**Problem details**
Tally the lines that hold the string "Timesteps", and reply with the count alone.

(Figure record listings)
-- START --
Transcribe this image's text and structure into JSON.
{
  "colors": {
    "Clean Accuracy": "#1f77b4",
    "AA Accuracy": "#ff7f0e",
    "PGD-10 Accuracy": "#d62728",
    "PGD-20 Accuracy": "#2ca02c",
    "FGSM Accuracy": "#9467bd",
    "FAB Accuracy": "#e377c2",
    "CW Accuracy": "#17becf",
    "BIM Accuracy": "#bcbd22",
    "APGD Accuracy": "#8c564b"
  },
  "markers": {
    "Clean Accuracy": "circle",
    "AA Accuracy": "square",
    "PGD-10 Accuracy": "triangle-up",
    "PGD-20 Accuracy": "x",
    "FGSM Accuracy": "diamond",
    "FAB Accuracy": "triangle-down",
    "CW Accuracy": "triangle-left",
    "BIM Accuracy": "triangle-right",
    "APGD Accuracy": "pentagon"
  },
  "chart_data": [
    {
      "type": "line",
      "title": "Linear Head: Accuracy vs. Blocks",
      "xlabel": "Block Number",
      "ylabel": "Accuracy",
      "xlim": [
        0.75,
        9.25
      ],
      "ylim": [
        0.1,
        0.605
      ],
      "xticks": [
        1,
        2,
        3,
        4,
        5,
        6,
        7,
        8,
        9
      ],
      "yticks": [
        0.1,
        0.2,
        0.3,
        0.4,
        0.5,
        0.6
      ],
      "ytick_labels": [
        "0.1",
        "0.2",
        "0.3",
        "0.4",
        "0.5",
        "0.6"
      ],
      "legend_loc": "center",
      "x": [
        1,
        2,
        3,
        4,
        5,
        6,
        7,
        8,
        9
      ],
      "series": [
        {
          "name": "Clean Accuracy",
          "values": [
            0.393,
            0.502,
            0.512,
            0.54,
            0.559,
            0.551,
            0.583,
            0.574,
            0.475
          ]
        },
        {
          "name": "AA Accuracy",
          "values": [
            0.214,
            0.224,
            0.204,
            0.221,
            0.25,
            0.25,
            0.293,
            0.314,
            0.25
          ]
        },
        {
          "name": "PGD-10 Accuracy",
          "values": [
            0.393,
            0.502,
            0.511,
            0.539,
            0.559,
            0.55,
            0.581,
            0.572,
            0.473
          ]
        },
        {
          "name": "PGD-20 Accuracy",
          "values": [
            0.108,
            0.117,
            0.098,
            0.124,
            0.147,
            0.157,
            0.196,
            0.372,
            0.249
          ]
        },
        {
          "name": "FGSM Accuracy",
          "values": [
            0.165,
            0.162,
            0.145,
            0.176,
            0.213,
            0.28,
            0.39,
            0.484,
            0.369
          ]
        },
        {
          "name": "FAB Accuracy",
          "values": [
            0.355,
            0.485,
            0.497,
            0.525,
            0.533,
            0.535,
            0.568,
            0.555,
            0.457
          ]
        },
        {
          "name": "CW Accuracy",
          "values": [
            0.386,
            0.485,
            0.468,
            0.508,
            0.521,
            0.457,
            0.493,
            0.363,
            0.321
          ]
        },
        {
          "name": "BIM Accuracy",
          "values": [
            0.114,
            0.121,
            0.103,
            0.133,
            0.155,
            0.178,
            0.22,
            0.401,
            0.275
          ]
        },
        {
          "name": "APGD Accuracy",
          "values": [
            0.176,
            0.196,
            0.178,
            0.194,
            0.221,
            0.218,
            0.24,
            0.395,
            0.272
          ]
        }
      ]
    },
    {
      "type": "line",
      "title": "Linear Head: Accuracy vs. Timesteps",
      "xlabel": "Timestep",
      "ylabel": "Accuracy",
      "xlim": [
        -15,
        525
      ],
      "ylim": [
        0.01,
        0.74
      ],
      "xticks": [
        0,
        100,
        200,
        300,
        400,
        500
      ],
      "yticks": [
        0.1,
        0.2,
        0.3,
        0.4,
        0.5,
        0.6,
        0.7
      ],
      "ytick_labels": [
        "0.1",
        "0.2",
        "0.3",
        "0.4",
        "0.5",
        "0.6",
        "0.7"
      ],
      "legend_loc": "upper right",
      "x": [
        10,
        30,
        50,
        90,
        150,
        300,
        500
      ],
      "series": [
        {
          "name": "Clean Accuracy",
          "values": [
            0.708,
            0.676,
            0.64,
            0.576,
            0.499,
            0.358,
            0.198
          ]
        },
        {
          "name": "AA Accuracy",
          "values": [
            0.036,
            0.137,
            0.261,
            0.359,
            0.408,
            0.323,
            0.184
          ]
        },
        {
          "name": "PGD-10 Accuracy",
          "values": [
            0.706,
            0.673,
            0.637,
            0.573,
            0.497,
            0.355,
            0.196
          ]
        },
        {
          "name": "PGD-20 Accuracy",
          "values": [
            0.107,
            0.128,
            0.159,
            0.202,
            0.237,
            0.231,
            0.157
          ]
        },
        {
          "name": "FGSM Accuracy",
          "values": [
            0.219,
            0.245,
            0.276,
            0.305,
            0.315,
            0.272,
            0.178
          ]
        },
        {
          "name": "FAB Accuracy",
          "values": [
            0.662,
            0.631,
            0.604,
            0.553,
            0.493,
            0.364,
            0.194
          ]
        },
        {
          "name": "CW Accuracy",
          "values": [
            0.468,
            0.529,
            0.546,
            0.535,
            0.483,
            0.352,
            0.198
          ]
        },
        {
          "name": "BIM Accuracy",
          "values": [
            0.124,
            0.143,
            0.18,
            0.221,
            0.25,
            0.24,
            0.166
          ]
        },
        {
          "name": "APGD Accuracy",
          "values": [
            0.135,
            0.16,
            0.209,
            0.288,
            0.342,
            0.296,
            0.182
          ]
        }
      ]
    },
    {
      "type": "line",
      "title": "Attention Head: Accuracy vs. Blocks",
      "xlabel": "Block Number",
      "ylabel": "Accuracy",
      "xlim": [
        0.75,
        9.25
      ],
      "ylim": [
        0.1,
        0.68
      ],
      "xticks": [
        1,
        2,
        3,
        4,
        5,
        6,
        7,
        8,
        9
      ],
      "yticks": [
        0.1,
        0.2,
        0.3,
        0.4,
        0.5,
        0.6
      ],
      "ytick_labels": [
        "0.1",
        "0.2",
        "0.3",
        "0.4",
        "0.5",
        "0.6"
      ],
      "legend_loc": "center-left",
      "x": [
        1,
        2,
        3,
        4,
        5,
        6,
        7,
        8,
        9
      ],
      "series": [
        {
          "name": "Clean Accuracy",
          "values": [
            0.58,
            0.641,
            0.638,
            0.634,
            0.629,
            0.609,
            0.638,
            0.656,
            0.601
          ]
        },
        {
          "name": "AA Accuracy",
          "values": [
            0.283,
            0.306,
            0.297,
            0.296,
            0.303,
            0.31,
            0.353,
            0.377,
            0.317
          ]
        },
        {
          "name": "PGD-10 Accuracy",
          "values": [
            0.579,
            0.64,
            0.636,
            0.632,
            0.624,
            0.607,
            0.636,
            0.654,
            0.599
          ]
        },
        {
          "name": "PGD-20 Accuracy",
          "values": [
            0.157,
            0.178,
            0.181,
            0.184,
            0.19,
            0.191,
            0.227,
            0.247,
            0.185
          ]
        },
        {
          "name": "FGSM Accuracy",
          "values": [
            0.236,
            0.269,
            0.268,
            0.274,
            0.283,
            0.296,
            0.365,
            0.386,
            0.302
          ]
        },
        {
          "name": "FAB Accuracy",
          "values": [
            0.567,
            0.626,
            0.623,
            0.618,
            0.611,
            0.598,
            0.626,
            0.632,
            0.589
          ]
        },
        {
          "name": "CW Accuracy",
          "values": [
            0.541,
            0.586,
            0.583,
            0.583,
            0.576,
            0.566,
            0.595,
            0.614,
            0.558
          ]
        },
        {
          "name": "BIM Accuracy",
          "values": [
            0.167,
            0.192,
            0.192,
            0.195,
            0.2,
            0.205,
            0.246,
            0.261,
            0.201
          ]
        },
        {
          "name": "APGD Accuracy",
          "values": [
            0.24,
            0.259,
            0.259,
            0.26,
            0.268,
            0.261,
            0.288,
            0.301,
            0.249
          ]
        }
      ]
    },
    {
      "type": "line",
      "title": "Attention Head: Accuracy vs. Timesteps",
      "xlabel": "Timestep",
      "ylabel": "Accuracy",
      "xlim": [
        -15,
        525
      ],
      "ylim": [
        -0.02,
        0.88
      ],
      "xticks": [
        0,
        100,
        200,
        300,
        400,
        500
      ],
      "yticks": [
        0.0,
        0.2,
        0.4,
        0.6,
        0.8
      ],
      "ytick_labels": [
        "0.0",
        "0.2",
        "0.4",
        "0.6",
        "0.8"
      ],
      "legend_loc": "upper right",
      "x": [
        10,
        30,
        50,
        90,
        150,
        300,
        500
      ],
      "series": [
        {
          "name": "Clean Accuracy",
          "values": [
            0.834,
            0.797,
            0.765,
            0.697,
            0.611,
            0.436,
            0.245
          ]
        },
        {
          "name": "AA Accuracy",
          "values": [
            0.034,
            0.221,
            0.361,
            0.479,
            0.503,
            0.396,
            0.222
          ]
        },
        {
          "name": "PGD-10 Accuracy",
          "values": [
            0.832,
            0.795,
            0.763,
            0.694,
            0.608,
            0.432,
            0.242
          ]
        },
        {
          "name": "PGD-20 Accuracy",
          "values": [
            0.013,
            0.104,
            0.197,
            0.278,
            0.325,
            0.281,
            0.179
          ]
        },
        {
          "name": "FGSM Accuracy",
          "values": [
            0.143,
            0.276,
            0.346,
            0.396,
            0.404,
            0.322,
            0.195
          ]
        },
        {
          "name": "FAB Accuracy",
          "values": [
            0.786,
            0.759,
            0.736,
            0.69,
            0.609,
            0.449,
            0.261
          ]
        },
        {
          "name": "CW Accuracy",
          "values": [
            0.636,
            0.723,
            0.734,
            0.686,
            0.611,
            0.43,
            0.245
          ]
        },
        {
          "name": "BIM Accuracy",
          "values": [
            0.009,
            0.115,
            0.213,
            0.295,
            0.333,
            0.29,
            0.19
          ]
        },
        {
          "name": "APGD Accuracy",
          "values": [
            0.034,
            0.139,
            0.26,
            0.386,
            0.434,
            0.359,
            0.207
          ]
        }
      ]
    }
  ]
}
-- END --
**Output of the exercise**
2